- Material for this exercise
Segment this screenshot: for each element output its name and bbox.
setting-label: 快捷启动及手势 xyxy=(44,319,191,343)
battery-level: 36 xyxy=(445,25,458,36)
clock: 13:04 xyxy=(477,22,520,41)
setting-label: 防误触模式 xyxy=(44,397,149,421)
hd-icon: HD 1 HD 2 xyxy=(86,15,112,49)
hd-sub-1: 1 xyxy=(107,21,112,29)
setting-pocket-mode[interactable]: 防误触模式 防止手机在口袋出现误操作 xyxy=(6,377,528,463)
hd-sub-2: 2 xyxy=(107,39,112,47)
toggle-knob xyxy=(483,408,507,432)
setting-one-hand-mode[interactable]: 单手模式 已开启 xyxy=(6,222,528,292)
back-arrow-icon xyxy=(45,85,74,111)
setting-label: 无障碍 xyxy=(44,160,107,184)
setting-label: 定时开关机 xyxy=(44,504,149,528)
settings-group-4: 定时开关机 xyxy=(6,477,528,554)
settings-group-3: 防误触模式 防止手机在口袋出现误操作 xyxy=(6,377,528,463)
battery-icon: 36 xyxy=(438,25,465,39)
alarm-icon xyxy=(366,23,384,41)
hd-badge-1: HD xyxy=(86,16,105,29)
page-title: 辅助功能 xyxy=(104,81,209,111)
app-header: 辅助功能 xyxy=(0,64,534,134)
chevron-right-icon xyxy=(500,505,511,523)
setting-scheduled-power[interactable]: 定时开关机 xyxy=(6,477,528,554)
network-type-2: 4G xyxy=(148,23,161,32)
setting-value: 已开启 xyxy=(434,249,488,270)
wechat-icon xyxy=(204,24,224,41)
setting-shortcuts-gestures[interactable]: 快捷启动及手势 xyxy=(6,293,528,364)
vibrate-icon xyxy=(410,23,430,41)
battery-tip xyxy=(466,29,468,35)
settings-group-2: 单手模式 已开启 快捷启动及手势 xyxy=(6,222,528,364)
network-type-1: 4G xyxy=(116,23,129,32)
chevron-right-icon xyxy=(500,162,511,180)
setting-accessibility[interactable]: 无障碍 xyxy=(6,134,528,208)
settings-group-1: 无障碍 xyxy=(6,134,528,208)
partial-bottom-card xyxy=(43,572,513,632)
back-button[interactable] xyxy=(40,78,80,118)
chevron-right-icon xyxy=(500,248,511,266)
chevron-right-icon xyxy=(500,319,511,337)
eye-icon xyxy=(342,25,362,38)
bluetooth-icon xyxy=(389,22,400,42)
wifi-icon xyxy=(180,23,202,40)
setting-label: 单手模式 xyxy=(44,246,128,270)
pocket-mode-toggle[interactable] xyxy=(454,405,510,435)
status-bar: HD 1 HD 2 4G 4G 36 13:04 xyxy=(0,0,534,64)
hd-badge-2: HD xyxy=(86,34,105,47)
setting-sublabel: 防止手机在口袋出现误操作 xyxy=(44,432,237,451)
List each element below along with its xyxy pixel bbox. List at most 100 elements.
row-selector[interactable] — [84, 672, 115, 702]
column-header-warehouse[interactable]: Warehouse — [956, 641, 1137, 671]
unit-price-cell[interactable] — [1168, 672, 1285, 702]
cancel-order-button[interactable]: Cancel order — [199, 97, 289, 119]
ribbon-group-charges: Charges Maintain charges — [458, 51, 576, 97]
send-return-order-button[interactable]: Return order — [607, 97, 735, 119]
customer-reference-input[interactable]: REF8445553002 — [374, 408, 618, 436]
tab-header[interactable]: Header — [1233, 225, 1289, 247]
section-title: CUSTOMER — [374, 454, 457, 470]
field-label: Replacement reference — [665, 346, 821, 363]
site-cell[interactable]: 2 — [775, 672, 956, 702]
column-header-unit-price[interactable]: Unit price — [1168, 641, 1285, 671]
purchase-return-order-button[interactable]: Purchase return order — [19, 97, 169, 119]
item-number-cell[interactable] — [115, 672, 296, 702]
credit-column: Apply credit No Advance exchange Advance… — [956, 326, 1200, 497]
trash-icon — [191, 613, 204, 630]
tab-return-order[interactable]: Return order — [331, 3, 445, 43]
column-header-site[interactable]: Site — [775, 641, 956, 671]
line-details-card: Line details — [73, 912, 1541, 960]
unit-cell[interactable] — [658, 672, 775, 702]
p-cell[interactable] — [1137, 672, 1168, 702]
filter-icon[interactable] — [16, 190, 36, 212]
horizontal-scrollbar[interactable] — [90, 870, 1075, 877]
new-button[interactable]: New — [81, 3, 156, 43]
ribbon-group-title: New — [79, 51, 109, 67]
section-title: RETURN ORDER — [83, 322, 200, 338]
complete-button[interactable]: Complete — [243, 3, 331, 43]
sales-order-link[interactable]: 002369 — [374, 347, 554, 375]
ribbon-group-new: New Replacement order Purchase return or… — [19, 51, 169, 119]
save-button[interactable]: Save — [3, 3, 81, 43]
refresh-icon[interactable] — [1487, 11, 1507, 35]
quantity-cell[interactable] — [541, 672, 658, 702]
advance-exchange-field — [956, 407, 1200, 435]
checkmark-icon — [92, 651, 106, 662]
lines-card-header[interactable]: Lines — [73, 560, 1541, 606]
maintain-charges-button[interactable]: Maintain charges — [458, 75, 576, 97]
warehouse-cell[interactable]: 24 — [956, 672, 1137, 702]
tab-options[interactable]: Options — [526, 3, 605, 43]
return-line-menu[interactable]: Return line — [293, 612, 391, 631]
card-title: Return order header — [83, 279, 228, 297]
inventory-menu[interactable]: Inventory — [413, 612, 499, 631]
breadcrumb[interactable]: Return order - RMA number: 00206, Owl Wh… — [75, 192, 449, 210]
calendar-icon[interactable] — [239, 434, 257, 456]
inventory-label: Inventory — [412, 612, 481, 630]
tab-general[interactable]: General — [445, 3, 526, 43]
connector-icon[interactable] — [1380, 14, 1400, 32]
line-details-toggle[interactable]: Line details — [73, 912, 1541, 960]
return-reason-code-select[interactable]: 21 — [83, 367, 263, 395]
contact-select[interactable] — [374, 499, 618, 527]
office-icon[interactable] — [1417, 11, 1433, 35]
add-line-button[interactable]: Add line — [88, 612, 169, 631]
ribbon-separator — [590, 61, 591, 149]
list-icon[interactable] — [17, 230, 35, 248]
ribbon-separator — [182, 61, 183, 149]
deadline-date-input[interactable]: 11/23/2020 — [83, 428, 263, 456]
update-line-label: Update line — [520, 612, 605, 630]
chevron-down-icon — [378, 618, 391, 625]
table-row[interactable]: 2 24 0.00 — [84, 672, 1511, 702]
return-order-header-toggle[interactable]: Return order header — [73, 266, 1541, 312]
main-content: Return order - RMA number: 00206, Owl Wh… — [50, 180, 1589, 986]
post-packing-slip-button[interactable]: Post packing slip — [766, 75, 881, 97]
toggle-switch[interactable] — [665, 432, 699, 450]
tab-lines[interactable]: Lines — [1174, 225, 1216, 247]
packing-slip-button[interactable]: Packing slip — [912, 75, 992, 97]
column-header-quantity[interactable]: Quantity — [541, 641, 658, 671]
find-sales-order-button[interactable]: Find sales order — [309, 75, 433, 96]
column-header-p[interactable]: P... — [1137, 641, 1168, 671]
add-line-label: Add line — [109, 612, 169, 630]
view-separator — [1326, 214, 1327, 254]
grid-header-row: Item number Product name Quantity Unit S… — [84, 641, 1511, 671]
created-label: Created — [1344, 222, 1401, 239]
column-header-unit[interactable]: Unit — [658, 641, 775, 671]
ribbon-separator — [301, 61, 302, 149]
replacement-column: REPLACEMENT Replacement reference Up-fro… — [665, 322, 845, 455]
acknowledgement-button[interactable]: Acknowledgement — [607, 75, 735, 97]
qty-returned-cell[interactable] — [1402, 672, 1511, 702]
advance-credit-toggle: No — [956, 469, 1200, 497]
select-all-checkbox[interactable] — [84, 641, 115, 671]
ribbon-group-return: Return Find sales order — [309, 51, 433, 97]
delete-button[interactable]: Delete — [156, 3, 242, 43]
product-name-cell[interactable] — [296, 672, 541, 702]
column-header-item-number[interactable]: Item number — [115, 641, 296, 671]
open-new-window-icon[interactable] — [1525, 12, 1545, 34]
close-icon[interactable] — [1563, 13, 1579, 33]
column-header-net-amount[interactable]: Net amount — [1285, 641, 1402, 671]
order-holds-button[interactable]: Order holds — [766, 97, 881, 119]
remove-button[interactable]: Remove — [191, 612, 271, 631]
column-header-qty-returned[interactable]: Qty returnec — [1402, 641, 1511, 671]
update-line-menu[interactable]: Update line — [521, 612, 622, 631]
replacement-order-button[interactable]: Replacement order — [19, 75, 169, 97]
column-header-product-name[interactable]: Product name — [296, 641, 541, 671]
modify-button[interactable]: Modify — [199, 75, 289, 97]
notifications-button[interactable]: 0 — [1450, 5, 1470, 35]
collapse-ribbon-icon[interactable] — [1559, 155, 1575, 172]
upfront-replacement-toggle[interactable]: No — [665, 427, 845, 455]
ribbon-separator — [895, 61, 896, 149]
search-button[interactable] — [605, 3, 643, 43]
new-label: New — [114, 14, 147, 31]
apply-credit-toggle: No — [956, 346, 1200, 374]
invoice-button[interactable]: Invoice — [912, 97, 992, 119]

- The task
Express every line from the start of the records through the line holding "chevron-right-icon xyxy=(500,505,511,523)", inclusive, as a Markdown table with the columns Row and Line, and leave out any blank lines.

- Response for this exercise
| Row | Line |
|---|---|
| 1 | Segment this screenshot: for each element output its name and bbox. |
| 2 | setting-label: 快捷启动及手势 xyxy=(44,319,191,343) |
| 3 | battery-level: 36 xyxy=(445,25,458,36) |
| 4 | clock: 13:04 xyxy=(477,22,520,41) |
| 5 | setting-label: 防误触模式 xyxy=(44,397,149,421) |
| 6 | hd-icon: HD 1 HD 2 xyxy=(86,15,112,49) |
| 7 | hd-sub-1: 1 xyxy=(107,21,112,29) |
| 8 | setting-pocket-mode[interactable]: 防误触模式 防止手机在口袋出现误操作 xyxy=(6,377,528,463) |
| 9 | hd-sub-2: 2 xyxy=(107,39,112,47) |
| 10 | toggle-knob xyxy=(483,408,507,432) |
| 11 | setting-one-hand-mode[interactable]: 单手模式 已开启 xyxy=(6,222,528,292) |
| 12 | back-arrow-icon xyxy=(45,85,74,111) |
| 13 | setting-label: 无障碍 xyxy=(44,160,107,184) |
| 14 | setting-label: 定时开关机 xyxy=(44,504,149,528) |
| 15 | settings-group-4: 定时开关机 xyxy=(6,477,528,554) |
| 16 | settings-group-3: 防误触模式 防止手机在口袋出现误操作 xyxy=(6,377,528,463) |
| 17 | battery-icon: 36 xyxy=(438,25,465,39) |
| 18 | alarm-icon xyxy=(366,23,384,41) |
| 19 | hd-badge-1: HD xyxy=(86,16,105,29) |
| 20 | page-title: 辅助功能 xyxy=(104,81,209,111) |
| 21 | app-header: 辅助功能 xyxy=(0,64,534,134) |
| 22 | chevron-right-icon xyxy=(500,505,511,523) |